## BEGIN EXERCISE INPUT
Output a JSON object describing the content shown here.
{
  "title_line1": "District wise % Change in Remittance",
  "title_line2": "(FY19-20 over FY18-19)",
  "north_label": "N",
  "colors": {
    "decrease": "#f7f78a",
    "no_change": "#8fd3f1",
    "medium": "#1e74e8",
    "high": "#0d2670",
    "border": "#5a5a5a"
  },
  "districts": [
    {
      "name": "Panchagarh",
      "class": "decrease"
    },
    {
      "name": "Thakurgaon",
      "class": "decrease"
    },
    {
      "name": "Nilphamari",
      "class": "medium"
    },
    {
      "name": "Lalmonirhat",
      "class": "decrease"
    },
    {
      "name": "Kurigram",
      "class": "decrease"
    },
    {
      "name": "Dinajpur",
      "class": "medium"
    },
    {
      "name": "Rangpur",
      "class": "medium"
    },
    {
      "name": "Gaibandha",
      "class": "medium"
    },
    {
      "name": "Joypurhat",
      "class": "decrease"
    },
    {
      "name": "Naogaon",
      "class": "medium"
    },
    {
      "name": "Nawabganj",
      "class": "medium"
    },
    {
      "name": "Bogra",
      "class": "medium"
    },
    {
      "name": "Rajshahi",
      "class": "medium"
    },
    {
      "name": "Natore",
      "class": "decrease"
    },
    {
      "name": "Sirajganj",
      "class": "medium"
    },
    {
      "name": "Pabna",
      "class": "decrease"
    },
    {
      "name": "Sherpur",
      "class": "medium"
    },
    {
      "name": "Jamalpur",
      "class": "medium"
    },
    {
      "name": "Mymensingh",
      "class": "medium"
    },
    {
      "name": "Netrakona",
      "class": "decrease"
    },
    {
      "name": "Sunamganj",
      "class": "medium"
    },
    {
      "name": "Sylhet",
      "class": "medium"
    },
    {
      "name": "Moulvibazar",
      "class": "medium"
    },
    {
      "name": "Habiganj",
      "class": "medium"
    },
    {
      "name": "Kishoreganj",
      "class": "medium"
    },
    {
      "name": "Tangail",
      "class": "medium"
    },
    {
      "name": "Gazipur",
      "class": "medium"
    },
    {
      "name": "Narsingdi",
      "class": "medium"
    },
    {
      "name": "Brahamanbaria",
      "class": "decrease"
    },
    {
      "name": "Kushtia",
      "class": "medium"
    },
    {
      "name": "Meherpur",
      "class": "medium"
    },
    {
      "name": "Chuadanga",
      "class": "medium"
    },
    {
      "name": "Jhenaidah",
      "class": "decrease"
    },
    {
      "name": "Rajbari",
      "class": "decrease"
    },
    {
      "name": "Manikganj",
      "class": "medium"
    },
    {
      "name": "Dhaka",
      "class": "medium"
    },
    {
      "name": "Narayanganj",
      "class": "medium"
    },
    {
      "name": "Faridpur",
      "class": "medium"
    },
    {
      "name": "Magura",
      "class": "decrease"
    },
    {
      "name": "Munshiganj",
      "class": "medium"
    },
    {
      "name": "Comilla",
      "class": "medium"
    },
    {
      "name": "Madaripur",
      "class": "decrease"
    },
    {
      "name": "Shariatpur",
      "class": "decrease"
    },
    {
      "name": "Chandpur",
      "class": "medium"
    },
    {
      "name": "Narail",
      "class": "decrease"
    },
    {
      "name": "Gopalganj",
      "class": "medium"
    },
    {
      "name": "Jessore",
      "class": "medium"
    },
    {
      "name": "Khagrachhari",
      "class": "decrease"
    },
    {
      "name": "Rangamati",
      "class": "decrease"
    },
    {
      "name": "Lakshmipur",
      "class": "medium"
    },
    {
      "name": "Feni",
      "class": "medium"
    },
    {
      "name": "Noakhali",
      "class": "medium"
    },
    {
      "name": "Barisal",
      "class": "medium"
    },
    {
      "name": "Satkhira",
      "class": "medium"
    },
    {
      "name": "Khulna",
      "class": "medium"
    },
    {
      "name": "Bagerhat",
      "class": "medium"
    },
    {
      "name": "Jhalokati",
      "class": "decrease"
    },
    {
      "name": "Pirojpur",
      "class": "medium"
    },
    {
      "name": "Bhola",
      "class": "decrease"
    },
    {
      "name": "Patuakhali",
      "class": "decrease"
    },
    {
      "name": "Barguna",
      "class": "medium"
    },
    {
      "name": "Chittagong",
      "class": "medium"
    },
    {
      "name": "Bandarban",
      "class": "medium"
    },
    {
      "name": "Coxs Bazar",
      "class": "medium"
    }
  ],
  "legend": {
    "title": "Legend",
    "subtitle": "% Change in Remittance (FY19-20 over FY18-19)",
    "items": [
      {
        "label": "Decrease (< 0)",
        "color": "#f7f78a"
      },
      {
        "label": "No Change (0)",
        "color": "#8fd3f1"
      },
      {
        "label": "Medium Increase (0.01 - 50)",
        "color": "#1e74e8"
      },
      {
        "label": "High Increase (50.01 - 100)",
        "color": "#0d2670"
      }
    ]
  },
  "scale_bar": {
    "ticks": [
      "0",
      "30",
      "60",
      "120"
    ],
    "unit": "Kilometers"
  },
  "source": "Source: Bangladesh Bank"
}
## END EXERCISE INPUT
- [TASK DETAILS]
In the listing, how many lines hold "over"? Answer with a bare number.

- [PROBLEM SOLUTION]
2